### Текст для чтения
◇ ◇ ◇ ◇ ◇

В 1920-21 в регионе резко увеличилась сеть куль­турных учреждений всех типов. Восстанавливались школьные здания, начались занятия и перестройка школьной жизни на основе принципов единой трудовой школы. В 1920 в Сибири открылось вдвое больше школ, чем за предыдущие 5 лет, появилось более 5 тыс. пунктов ликбеза. Росло число чи­тален, клубов, драмкружков. В регионе открылись несколько новых вузов и рабочие факультеты при них.

В связи с переходом к новой экономической полити­ке возник разрыв между возраставшими потребностями культурных учреждений в ресурсах и экономическими возможностями государства. Учреждения культуры были сняты с государственного снаб­жения и переведены в основном на самообеспечение. Разра­зился финансовый кризис, в результате которого сложивша­яся система учреждений фактически распалась. К началу 1923 в Сибири по сравнению с летом 1921 количество школ уменьшилось более чем вдвое, изб-читален - более чем в 6 раз, культурно-просветительских кружков - примерно в 14 раз, а пунктов ликбеза - почти в 70 раз. На рубеже 1923- 24 кризис в целом был преодолен, развитие культуры вступило в полосу относительной стабильности. Расширение сети учреждений сопровождалось повышением качества их работы. С 1922/23 по 1928/29 расходы на народное образование в местных бюджетах выросли в 7,3 раза. С 1925 доля затрат на просвещение стала самой крупной в местных бюджетах.

Стержнем культурной революции оставалась идеологическая работа, направ­ленная на коммунистическое воспитание масс. Парткомы, советские и специальные культурные организации и учреждения первостепен­ное внимание уделяли так называемой политико-просветительской работе.

Культурная революция в Сибири

В Сибири ликвидация неграмотности как массовое движение началась в 1920 г. К началу 1940-х гг. неграмот­ность среди взрослого населения страны ликвидирована. Разъяснительная работа ориентировалась на усвоение активным населением принципов нэпа на беспартийных крестьянских конфе­ренциях, лекциях, беседах, началось издание массовой газеты «Сельская правда». Расширилась сфера партийного просвещения , что отчасти явилось следствием «ленин­ского призыва» (прием в партию после смерти Ленина большого числа активистов). Произошли изменения в атеистической пропаганде. Период «штурма», который проходил в первые годы революции и фактически являлся погромом Церкви, сменился более спокойной антирелигиозной работой, сосуществовавшей с политикой разложения религиозных организаций, предполагавшей, в частности, использование особых методов ОГПУ. Проводились специальные диспуты, читались лекции, работали кружки. В 1925 в регионе появились ячейки друзей газеты «Безбожник», а в 1928 оформился краевой орган «Союза воинствующих безбожников» (см. Антирелигиозная политика ).

◇ ◇ ◇ ◇ ◇

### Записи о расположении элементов
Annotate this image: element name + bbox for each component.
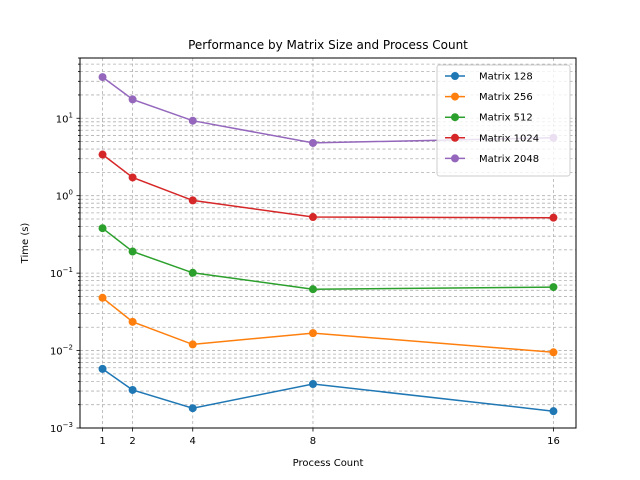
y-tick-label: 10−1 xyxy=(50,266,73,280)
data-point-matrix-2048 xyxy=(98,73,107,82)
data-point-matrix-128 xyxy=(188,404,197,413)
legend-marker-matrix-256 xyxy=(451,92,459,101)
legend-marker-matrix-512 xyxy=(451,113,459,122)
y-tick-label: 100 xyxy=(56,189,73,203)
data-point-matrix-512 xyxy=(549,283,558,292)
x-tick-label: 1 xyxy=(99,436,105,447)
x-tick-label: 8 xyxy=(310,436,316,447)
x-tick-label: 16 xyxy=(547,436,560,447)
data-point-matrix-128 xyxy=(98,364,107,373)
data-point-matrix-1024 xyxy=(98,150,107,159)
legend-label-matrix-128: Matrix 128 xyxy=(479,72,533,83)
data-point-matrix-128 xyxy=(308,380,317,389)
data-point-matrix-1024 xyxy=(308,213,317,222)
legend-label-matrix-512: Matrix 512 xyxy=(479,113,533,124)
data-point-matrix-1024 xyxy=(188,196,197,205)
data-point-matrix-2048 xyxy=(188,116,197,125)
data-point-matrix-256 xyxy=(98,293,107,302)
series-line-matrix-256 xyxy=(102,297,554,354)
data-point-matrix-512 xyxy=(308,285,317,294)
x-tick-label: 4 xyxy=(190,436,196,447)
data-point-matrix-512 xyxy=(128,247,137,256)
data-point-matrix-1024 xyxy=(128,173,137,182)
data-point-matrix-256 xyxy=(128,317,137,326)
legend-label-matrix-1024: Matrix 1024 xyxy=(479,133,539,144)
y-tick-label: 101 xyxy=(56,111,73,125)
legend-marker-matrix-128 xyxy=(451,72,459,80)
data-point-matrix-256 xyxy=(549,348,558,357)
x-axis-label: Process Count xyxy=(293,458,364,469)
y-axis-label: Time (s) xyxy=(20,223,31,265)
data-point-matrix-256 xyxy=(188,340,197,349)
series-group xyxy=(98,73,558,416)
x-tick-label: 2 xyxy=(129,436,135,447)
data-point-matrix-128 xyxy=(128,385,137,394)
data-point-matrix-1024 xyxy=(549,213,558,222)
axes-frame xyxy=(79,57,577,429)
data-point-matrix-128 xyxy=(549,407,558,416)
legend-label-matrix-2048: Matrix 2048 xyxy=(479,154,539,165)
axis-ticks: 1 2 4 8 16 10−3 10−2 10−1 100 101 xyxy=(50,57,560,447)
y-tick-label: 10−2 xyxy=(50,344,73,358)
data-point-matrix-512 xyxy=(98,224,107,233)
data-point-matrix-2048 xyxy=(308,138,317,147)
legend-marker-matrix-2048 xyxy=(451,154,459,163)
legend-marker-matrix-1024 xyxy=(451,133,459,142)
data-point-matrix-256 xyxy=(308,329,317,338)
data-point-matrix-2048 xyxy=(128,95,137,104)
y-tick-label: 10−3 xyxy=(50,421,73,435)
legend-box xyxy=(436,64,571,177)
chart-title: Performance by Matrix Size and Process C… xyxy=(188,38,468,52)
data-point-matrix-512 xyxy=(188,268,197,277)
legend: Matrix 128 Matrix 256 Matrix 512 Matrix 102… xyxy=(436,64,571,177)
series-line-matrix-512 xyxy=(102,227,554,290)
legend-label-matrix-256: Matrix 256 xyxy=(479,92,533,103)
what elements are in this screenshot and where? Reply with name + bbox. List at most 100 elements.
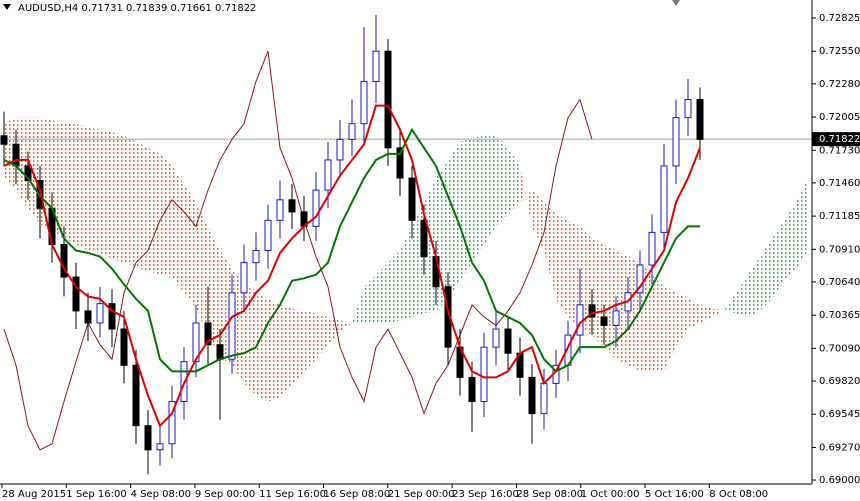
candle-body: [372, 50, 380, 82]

◇ ◇ ◇ ◇ ◇

### Что сделать
- A) Ответьте на вопросы по тексту о культурной революции в Сибири:
(i) Сколько пунктов ликбеза появилось в Сибири в 1920 году?
(ii) Во сколько раз выросли расходы на народное образование в местных бюджетах с 1922/23 по 1928/29?
(iii) В каком году в регионе появились ячейки друзей газеты «Безбожник»?
- B) Продолжите текст о культурной революции в Сибири, начав сразу после его последнего предложения.
Эти записи получены из другого источника.

### Ответы
- A)
(i) Более 5 тыс.
(ii) В 7,3 раза.
(iii) В 1925 году.

- B)
В 1920-е гг. сеть массовых культурных учреждений включала клубы, народные дома и пр. В 1924-27 число рабочих театров и киноустановок увеличилось в 7 раз. В деревне опорным пунктом культработы стала изба-читальня. В городах вы­росло число библиотек, фонды которых постоянно пополнялись новыми книгами и журналами и одновременно «очищались» от «устаревшей» литературы. Началась регулярная трансляция радио­передач, осенью 1925 в Новосибирске появилась мощная радиовещательная станция. С расширением масштабов полит­просвещения улучшилось его качество (см. Культурно-просветительские массовые учреждения ).

Новым явлением стал перевод периодической печати на хозрасчет и отмена бесплатности ее распространения. Лозунговая агитация, типичная для периода «военного коммунизма» , сменилась обращением к конкретным темам жизни страны и региона. Увеличивалась популярность газет, росли их тиражи. Самыми известными были газеты «Советская Сибирь» и «Сельская правда», издавав­шиеся в Новосибирске. Большую роль в развитии печатных средств информации сыграло массовое рабселькорреспондентское дви­жение (см. ).

Итог первого десятилетия культурной революции - оформление основ советской модели культурного строительства , базировавшейся на коммунистической идеологии. Культурные изменения имели в основном эволюционную направленность. На рубеже 1920-30-х гг. культурная революция стала носить характер тотальных и форсированных преобразова­ний, адекватных лозунгам ускоренной технико-экономической модер­низации страны.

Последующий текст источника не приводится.